# START OF Input data
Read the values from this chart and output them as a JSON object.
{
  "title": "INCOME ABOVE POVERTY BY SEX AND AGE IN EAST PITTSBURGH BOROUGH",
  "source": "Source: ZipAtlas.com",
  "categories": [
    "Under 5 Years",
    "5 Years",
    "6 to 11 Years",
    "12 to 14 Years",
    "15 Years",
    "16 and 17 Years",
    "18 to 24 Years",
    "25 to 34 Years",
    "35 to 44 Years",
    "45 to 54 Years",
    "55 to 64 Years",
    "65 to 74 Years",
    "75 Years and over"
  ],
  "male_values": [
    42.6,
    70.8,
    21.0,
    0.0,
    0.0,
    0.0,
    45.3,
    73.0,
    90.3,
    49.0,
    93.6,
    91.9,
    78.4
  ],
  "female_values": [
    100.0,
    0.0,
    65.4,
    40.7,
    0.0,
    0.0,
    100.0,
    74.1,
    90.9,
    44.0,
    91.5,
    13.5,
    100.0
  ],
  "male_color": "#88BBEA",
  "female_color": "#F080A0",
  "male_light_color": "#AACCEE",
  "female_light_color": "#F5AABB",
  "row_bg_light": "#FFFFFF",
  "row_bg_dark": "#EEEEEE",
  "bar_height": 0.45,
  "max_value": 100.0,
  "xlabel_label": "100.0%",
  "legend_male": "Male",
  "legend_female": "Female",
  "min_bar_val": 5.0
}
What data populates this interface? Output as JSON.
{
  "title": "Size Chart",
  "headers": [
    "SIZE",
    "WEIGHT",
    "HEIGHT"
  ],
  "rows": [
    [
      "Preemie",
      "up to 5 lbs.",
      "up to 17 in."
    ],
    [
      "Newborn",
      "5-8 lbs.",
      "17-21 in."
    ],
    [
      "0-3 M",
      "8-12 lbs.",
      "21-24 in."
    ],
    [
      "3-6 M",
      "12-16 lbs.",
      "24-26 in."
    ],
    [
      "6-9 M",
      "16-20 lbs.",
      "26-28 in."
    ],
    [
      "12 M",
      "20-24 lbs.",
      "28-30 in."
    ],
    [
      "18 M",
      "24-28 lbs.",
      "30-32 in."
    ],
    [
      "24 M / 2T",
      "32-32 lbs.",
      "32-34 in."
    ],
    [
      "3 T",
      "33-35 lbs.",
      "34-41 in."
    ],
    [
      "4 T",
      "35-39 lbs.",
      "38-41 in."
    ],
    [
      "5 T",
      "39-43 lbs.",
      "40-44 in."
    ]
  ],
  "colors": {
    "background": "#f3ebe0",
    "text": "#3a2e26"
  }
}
# END OF Input data
→ Problem statement: Give the lines exactly as they stand, from the line with "What data populates" through the end of the material.

→ Answer to this exercise:
What data populates this interface? Output as JSON.
{
  "title": "Size Chart",
  "headers": [
    "SIZE",
    "WEIGHT",
    "HEIGHT"
  ],
  "rows": [
    [
      "Preemie",
      "up to 5 lbs.",
      "up to 17 in."
    ],
    [
      "Newborn",
      "5-8 lbs.",
      "17-21 in."
    ],
    [
      "0-3 M",
      "8-12 lbs.",
      "21-24 in."
    ],
    [
      "3-6 M",
      "12-16 lbs.",
      "24-26 in."
    ],
    [
      "6-9 M",
      "16-20 lbs.",
      "26-28 in."
    ],
    [
      "12 M",
      "20-24 lbs.",
      "28-30 in."
    ],
    [
      "18 M",
      "24-28 lbs.",
      "30-32 in."
    ],
    [
      "24 M / 2T",
      "32-32 lbs.",
      "32-34 in."
    ],
    [
      "3 T",
      "33-35 lbs.",
      "34-41 in."
    ],
    [
      "4 T",
      "35-39 lbs.",
      "38-41 in."
    ],
    [
      "5 T",
      "39-43 lbs.",
      "40-44 in."
    ]
  ],
  "colors": {
    "background": "#f3ebe0",
    "text": "#3a2e26"
  }
}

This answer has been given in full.